Copy out all the lines where "type" shows up.

* start DATASET EXCERPTS *

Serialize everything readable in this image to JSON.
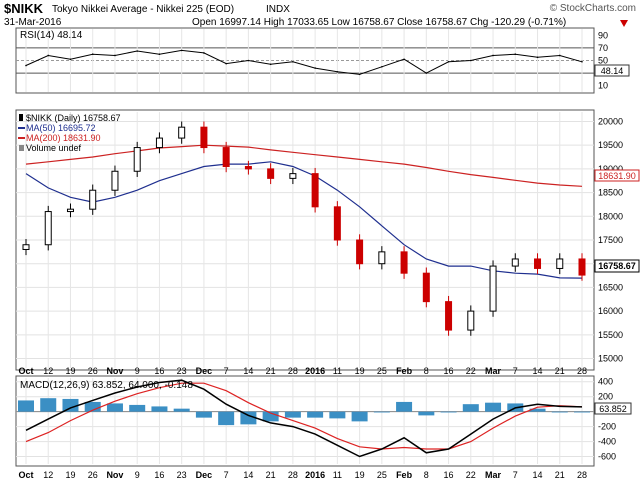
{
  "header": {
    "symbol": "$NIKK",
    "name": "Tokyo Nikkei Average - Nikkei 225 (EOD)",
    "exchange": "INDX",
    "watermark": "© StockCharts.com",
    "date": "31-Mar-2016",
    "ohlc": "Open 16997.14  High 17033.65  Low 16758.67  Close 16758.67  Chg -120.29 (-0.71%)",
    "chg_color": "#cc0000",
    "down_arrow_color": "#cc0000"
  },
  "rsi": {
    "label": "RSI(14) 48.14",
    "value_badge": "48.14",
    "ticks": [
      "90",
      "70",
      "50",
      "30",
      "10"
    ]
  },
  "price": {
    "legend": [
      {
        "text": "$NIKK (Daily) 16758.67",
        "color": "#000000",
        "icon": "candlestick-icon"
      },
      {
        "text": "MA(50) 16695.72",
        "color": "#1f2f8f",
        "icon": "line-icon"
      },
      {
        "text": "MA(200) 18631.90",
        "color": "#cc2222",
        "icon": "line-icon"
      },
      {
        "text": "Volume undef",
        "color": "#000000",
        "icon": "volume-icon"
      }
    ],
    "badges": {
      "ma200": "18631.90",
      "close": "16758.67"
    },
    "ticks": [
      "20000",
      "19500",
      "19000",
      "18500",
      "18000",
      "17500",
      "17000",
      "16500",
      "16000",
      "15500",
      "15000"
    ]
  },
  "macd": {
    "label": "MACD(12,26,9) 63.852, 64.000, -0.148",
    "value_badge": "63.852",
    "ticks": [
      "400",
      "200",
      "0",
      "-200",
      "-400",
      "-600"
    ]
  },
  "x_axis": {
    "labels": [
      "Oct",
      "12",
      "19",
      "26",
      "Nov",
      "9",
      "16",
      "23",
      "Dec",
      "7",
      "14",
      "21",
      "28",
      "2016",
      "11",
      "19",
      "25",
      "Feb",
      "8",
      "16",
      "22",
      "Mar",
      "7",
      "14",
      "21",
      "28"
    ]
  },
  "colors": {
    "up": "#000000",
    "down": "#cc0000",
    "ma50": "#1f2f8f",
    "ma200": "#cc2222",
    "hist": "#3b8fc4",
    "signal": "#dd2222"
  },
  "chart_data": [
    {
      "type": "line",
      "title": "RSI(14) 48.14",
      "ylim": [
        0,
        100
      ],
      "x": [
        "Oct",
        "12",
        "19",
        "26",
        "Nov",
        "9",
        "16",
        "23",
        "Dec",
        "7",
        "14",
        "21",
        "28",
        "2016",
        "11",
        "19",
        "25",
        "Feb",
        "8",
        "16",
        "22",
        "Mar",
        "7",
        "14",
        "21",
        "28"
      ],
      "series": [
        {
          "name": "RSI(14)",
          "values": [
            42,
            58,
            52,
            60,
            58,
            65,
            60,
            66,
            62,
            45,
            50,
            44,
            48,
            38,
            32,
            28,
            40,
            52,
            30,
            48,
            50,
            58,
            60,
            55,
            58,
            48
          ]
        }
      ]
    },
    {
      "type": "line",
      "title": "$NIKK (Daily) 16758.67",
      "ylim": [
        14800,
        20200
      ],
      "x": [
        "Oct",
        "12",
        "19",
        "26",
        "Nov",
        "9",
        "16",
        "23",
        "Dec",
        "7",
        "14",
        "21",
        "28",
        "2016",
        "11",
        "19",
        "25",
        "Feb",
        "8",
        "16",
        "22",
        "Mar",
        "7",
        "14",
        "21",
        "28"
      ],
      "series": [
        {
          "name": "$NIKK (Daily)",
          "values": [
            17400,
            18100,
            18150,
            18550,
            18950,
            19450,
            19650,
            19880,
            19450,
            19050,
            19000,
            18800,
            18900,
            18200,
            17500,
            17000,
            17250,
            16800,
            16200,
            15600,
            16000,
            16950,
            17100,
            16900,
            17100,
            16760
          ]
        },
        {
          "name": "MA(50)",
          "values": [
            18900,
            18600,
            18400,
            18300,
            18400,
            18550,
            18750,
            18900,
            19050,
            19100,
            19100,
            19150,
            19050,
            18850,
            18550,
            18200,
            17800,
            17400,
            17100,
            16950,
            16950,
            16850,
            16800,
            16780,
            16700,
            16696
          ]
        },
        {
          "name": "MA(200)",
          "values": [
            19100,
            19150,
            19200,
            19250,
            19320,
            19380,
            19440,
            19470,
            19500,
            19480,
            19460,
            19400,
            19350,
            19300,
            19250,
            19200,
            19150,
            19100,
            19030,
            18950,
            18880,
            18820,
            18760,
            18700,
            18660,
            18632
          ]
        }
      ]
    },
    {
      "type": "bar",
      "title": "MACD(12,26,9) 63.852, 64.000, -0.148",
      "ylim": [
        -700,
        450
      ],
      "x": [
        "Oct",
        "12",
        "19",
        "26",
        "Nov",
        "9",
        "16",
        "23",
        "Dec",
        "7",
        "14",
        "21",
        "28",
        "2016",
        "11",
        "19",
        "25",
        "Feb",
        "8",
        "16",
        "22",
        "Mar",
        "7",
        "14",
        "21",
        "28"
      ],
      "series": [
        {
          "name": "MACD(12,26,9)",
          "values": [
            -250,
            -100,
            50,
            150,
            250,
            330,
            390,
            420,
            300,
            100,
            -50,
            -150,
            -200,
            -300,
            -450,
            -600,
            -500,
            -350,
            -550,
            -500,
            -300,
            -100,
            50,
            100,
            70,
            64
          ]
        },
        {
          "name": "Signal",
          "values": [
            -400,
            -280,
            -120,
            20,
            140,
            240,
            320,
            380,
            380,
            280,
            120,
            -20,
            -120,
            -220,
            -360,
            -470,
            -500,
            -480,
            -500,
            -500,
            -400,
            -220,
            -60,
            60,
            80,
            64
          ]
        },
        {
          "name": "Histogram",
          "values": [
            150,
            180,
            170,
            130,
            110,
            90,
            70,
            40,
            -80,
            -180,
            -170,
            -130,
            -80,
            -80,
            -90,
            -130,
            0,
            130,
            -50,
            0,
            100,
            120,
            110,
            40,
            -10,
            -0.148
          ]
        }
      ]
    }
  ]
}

* end DATASET EXCERPTS *
* start DATASET EXCERPTS *

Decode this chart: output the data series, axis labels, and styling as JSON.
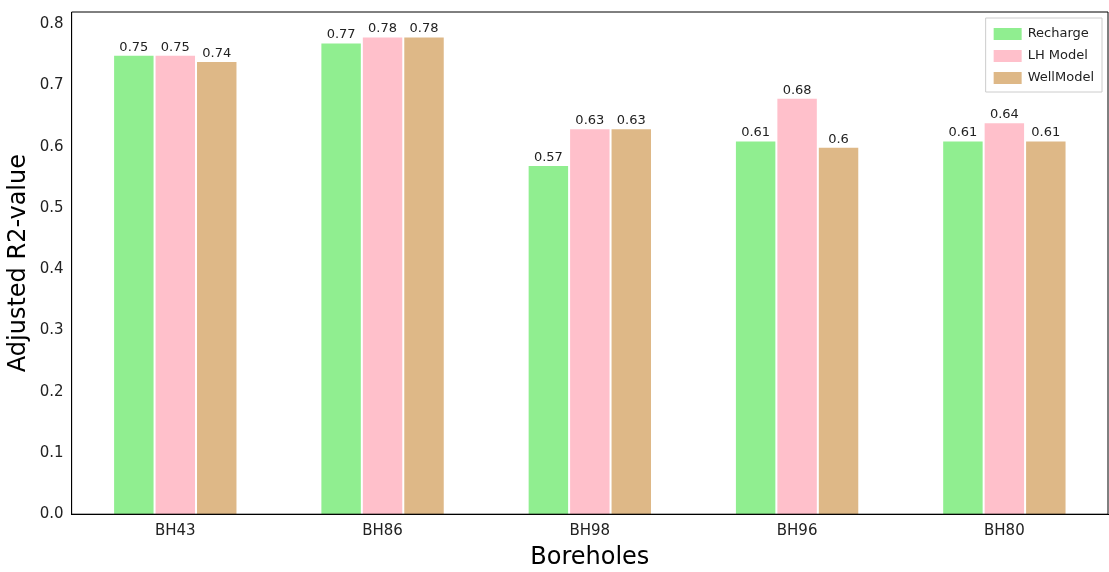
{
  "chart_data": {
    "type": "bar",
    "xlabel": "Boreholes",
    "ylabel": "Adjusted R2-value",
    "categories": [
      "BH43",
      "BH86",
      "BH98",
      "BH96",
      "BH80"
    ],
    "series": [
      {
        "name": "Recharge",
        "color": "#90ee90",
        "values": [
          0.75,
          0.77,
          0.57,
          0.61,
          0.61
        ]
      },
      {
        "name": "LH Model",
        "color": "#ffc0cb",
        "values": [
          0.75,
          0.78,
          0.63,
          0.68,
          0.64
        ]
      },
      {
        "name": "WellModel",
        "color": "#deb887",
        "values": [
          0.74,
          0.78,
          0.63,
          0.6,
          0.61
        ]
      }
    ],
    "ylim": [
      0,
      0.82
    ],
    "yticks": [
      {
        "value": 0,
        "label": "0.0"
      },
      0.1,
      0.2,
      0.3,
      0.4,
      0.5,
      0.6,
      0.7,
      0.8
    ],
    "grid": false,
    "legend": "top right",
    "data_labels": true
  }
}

* end DATASET EXCERPTS *

SOLUTION TO THE EXERCISE —
      "type": "line",
      "type": "line",
      "type": "bar",
    "type": "bar",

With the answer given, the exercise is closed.